━━━━━ Data shown

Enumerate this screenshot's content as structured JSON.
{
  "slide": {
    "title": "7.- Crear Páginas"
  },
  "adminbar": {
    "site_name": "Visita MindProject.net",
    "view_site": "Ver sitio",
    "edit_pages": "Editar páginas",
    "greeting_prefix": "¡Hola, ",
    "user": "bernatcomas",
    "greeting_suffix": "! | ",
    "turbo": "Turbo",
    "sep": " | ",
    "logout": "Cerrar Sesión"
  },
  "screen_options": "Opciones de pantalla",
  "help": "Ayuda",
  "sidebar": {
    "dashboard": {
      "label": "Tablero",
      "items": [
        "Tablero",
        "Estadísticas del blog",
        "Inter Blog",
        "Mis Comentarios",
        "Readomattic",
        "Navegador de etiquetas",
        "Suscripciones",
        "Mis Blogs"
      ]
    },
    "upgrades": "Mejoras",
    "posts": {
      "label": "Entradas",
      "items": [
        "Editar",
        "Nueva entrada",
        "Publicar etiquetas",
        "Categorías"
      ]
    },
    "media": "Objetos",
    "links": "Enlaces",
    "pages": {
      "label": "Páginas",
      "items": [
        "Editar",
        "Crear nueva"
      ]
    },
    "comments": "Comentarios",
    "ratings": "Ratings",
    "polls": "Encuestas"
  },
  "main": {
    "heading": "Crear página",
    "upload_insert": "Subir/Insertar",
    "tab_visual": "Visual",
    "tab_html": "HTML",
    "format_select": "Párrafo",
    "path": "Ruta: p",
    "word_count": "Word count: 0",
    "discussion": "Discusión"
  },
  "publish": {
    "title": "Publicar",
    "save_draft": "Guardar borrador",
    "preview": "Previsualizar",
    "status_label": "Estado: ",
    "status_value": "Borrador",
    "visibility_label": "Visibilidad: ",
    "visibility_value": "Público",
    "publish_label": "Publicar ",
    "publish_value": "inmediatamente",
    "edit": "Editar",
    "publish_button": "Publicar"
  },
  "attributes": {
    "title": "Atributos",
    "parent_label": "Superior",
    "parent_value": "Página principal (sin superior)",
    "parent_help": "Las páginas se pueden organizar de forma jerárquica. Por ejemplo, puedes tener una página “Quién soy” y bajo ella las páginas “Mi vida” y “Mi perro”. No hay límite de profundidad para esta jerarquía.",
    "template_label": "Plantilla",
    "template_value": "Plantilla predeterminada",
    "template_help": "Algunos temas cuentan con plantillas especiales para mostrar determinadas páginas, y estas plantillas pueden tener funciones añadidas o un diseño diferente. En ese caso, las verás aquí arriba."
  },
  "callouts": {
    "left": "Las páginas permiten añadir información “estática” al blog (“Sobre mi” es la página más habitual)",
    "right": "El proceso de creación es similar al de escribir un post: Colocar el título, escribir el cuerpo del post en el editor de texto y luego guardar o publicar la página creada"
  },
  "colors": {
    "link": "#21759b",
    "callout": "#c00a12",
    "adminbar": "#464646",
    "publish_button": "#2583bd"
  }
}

━━━━━━━━━━

→ **Work to do**:
Lines that hold the word "Comentarios" are the ones to return, every one of them.

→ **Full answer**:
        "Mis Comentarios",
    "comments": "Comentarios",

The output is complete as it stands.